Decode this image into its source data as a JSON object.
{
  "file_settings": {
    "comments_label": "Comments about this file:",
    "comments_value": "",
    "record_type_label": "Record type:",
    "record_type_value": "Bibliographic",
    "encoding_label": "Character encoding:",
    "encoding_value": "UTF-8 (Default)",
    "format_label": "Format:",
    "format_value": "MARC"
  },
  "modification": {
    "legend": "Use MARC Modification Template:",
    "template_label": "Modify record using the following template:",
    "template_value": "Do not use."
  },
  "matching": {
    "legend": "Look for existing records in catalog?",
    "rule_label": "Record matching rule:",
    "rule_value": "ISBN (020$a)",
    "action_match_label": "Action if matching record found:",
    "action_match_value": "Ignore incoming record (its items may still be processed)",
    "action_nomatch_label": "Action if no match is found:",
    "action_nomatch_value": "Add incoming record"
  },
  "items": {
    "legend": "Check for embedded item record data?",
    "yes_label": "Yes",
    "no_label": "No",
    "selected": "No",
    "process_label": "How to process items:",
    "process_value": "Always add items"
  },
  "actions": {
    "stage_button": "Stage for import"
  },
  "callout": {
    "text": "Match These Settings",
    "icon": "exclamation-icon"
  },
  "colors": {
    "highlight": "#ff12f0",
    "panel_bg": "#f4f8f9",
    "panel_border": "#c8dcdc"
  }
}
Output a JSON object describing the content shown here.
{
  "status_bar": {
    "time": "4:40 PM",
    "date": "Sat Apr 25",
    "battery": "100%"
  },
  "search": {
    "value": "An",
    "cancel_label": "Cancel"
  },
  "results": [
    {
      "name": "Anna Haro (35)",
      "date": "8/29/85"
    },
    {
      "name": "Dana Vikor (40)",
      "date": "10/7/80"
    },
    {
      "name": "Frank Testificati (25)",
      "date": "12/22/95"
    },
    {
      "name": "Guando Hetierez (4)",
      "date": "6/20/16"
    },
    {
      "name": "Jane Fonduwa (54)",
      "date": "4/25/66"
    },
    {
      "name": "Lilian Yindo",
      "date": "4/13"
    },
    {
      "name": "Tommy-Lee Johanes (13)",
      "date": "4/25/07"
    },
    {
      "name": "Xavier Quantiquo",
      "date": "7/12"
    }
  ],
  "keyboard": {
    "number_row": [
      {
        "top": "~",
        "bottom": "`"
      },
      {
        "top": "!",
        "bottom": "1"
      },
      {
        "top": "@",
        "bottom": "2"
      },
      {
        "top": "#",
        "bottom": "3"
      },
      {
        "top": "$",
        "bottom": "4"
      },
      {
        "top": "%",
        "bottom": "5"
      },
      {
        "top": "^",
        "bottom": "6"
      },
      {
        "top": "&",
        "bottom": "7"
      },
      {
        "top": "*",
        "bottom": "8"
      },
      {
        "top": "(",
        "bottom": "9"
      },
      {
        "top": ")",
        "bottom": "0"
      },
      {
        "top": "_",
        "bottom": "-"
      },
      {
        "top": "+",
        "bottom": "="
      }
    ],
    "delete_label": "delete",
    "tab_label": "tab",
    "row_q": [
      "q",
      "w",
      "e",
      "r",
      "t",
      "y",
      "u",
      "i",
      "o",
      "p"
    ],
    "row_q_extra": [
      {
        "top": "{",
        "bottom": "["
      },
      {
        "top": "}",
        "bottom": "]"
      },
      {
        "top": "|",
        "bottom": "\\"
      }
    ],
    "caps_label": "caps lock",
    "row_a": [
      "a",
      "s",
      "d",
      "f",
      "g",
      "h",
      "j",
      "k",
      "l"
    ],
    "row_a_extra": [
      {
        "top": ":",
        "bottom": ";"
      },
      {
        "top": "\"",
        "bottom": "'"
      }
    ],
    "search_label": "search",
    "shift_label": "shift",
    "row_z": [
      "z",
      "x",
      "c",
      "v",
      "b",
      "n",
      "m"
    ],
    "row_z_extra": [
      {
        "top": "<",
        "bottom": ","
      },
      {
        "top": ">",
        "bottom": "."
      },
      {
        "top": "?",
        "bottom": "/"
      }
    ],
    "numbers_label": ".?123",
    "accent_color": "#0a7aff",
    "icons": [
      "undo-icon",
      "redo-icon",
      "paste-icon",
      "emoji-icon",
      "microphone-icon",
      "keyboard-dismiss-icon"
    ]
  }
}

• [GIVEN TASK]: Tally the lines above containing "JSON". Answer with the count only.

• [FULL SOLUTION]: 2